--- start ---

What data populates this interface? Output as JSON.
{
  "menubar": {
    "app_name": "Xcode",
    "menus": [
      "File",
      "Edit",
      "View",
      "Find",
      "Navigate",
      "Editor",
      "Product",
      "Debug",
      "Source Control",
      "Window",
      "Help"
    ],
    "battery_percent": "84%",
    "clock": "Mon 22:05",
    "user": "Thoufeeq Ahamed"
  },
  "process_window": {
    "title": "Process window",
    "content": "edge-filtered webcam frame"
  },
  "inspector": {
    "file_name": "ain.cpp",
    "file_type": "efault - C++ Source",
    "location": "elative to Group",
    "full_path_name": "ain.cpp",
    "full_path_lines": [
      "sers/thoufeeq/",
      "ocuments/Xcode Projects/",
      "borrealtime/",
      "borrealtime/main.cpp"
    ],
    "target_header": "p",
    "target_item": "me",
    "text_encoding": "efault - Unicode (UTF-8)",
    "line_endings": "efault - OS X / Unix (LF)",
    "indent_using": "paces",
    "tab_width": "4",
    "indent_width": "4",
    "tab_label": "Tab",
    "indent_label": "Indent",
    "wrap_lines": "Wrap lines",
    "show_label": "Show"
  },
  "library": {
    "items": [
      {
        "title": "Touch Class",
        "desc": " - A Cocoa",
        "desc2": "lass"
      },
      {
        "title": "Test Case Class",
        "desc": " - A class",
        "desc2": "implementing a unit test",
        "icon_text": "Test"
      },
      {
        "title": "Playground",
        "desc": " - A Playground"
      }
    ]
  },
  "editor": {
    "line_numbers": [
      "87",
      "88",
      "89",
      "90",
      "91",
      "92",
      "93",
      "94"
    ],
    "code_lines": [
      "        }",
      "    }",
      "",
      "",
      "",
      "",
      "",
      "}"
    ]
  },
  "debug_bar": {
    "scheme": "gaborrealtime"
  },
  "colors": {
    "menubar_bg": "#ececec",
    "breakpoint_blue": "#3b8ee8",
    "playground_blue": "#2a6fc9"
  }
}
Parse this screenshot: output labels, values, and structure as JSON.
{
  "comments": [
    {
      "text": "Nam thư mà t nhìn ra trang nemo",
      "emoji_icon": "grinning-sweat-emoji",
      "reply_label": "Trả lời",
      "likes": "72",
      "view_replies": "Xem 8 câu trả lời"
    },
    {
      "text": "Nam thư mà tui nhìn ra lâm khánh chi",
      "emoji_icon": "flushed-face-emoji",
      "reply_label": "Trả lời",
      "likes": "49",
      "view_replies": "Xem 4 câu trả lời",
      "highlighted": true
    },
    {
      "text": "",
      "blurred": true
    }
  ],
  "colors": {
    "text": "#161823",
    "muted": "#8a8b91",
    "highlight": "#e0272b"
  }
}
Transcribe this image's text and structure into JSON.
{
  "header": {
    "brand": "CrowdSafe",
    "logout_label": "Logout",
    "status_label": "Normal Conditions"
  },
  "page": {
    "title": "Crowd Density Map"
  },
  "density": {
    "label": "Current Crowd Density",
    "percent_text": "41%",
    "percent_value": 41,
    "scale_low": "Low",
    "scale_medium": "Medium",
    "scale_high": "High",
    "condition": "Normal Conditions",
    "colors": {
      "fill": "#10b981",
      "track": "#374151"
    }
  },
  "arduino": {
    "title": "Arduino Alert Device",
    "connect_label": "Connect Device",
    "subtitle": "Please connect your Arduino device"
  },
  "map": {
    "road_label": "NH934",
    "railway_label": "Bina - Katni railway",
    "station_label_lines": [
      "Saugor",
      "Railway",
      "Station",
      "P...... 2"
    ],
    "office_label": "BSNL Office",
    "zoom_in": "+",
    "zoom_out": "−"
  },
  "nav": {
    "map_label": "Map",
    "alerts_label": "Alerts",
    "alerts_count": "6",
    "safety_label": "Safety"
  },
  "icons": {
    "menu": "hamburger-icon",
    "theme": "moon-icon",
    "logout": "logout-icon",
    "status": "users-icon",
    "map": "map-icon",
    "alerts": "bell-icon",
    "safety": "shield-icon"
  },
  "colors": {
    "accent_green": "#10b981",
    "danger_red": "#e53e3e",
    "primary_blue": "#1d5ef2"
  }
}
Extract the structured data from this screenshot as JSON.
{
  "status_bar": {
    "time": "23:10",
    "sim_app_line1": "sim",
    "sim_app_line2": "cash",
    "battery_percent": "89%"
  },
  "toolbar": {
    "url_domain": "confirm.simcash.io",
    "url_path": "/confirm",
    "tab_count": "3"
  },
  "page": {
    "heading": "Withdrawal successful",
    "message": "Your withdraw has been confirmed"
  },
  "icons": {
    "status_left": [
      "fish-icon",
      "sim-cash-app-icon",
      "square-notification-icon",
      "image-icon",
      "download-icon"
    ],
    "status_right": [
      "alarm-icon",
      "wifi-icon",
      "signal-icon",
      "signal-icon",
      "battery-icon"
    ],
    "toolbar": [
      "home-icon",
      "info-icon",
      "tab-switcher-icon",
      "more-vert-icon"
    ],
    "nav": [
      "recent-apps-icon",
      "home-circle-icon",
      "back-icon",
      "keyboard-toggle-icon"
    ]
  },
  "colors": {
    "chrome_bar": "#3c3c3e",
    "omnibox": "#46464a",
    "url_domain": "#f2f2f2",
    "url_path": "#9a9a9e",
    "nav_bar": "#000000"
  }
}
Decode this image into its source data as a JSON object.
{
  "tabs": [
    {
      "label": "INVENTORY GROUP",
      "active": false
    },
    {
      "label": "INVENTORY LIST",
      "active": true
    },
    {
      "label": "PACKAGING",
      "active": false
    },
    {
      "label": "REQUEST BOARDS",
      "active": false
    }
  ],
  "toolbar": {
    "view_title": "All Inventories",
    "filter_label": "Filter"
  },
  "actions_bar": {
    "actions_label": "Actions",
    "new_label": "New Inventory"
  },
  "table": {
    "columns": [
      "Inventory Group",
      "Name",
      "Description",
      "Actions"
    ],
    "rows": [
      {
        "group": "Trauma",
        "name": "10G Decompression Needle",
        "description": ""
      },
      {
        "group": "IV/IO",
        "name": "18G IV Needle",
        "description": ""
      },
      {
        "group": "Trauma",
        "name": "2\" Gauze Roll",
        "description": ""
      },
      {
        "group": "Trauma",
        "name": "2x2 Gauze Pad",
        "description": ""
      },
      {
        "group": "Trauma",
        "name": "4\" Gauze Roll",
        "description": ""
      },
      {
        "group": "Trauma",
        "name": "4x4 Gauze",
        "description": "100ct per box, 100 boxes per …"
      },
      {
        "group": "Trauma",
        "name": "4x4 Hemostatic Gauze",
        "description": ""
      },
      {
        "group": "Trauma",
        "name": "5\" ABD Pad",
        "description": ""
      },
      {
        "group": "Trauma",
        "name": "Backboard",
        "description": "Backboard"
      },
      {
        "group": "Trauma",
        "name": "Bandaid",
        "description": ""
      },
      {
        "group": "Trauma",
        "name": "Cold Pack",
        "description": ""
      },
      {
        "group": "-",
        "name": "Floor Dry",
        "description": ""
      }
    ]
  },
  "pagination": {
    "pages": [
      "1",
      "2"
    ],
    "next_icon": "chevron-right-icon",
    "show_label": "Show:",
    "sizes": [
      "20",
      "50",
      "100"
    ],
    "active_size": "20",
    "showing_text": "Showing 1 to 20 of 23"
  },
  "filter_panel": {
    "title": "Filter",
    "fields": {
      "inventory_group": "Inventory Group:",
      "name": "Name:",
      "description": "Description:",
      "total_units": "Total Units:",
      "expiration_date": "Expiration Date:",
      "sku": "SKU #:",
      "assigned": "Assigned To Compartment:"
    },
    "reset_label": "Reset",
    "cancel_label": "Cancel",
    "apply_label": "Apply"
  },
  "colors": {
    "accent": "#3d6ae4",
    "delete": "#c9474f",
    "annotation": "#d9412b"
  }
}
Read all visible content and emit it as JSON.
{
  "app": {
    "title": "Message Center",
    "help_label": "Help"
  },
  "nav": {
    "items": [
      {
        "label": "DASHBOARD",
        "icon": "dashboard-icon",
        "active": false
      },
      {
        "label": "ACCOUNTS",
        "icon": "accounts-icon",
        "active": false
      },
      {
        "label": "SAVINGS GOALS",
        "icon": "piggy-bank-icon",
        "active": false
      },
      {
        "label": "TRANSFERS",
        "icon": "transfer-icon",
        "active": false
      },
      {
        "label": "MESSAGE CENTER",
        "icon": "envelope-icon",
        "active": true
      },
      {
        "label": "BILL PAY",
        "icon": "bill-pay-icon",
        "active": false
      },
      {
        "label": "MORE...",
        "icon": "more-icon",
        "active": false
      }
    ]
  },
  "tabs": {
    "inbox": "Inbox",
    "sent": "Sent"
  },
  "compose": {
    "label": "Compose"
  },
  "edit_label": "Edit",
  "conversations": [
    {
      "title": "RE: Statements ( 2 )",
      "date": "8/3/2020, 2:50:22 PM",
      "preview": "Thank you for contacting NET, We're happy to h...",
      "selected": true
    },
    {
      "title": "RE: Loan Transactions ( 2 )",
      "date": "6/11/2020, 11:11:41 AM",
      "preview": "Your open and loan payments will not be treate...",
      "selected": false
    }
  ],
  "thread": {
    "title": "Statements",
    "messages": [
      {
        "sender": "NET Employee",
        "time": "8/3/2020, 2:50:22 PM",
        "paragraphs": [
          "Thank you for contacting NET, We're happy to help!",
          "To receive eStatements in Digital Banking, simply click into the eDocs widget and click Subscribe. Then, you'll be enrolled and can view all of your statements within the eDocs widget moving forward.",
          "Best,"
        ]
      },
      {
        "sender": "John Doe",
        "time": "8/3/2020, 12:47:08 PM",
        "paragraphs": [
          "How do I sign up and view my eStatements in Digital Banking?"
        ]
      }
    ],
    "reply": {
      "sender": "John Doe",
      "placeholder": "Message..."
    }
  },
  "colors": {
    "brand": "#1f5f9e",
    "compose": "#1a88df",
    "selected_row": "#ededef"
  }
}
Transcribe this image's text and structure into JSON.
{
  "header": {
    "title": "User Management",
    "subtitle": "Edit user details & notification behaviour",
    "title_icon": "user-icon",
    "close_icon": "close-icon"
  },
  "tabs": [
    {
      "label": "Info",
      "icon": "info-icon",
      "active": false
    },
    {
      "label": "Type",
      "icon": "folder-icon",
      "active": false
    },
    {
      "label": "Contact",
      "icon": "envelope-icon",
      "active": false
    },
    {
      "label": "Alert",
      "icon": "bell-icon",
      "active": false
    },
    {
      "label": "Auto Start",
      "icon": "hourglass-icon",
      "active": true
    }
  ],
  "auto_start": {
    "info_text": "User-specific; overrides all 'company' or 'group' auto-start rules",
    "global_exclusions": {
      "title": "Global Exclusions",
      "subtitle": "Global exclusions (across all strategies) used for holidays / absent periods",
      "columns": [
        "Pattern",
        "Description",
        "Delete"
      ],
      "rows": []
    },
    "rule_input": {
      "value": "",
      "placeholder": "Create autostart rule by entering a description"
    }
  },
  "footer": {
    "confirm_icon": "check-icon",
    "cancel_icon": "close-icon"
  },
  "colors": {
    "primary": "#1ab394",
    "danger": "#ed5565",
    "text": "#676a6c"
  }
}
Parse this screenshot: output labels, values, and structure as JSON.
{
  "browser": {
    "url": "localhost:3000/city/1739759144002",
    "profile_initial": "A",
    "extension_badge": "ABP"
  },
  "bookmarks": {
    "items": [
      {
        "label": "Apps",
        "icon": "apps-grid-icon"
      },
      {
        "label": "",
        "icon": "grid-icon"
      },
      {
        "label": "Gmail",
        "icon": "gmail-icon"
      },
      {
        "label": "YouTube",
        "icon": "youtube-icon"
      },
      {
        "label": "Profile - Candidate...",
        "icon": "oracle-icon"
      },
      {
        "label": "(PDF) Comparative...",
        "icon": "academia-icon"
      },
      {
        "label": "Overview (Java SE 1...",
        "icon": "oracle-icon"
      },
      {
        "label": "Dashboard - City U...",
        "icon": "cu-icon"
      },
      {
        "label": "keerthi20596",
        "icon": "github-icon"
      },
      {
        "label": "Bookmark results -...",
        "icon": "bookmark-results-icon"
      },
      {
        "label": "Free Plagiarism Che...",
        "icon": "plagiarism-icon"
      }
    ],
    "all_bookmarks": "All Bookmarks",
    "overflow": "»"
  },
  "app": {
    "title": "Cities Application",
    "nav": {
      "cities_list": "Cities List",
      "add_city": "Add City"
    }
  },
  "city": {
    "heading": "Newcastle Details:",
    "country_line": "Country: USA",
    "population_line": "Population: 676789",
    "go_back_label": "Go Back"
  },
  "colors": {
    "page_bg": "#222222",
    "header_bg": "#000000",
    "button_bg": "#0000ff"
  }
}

--- end ---

Your answer should be a single number: how many lines of the material contain the word "Conditions".

2